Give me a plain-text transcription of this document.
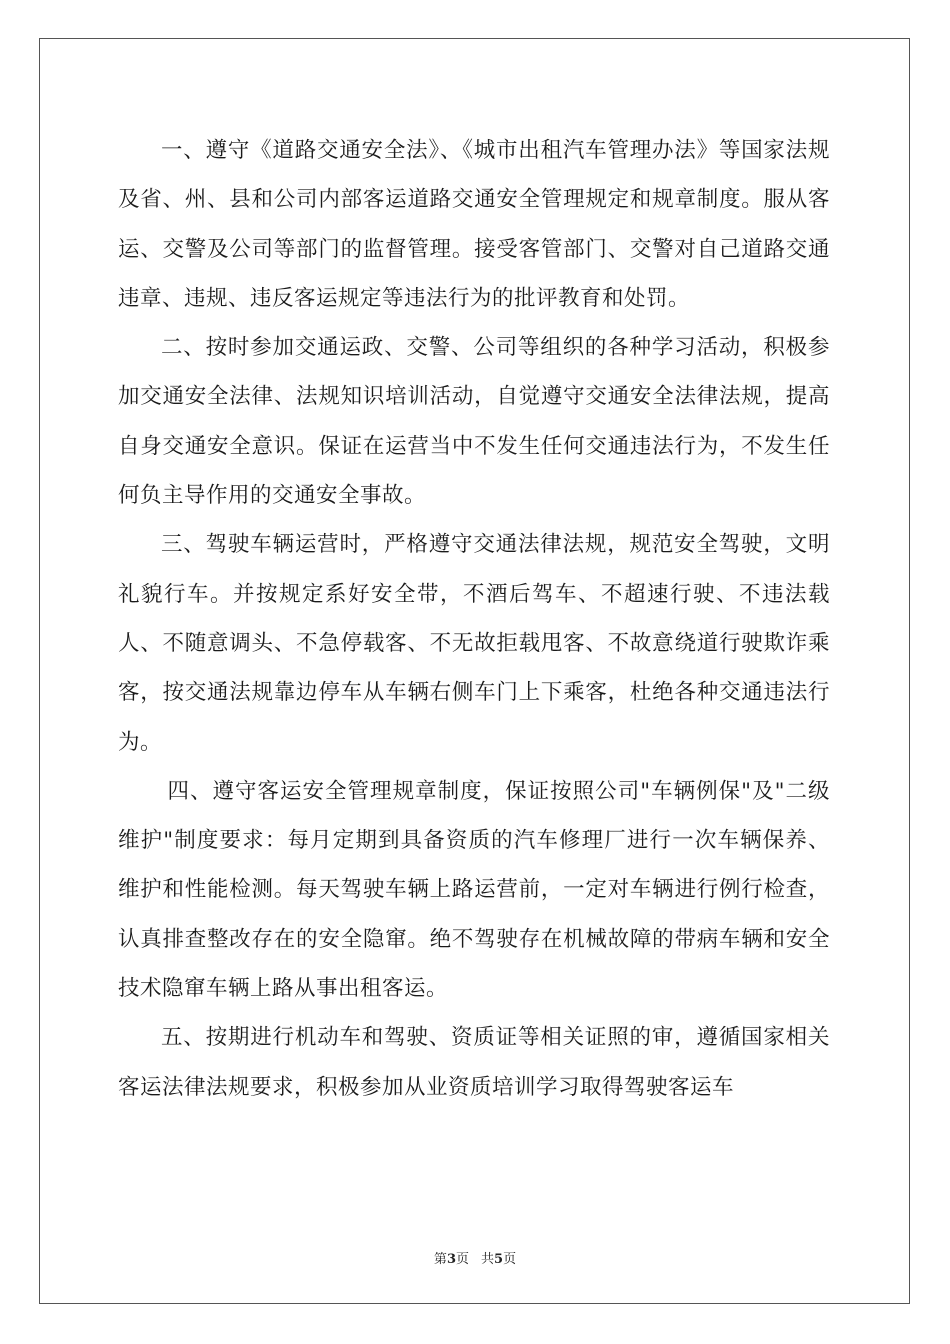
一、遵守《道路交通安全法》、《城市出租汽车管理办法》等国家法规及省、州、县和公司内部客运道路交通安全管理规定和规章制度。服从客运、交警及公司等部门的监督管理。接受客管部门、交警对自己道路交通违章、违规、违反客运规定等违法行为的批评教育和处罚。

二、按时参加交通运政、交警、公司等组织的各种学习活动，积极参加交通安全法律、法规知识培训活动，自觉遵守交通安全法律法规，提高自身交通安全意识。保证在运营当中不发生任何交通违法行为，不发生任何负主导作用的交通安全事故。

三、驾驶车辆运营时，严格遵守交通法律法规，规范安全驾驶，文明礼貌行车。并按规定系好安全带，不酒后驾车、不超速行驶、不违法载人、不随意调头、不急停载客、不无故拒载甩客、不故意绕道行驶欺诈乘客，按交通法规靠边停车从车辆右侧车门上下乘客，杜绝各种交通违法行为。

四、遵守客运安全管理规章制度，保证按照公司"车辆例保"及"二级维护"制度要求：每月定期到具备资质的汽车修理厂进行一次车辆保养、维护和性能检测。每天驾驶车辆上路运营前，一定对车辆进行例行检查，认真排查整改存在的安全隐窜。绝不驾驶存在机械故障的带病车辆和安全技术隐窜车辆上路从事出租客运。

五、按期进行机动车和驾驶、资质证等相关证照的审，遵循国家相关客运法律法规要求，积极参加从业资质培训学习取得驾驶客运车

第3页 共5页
_ _ _ _
Requirements:
Transcribe all of the entries word for word, but skip any pictures they contain.

Reply to the exercise:
Give me a plain-text transcription of this document.
一、遵守《道路交通安全法》、《城市出租汽车管理办法》等国家法规及省、州、县和公司内部客运道路交通安全管理规定和规章制度。服从客运、交警及公司等部门的监督管理。接受客管部门、交警对自己道路交通违章、违规、违反客运规定等违法行为的批评教育和处罚。

二、按时参加交通运政、交警、公司等组织的各种学习活动，积极参加交通安全法律、法规知识培训活动，自觉遵守交通安全法律法规，提高自身交通安全意识。保证在运营当中不发生任何交通违法行为，不发生任何负主导作用的交通安全事故。

三、驾驶车辆运营时，严格遵守交通法律法规，规范安全驾驶，文明礼貌行车。并按规定系好安全带，不酒后驾车、不超速行驶、不违法载人、不随意调头、不急停载客、不无故拒载甩客、不故意绕道行驶欺诈乘客，按交通法规靠边停车从车辆右侧车门上下乘客，杜绝各种交通违法行为。

四、遵守客运安全管理规章制度，保证按照公司"车辆例保"及"二级维护"制度要求：每月定期到具备资质的汽车修理厂进行一次车辆保养、维护和性能检测。每天驾驶车辆上路运营前，一定对车辆进行例行检查，认真排查整改存在的安全隐窜。绝不驾驶存在机械故障的带病车辆和安全技术隐窜车辆上路从事出租客运。

五、按期进行机动车和驾驶、资质证等相关证照的审，遵循国家相关客运法律法规要求，积极参加从业资质培训学习取得驾驶客运车

第3页 共5页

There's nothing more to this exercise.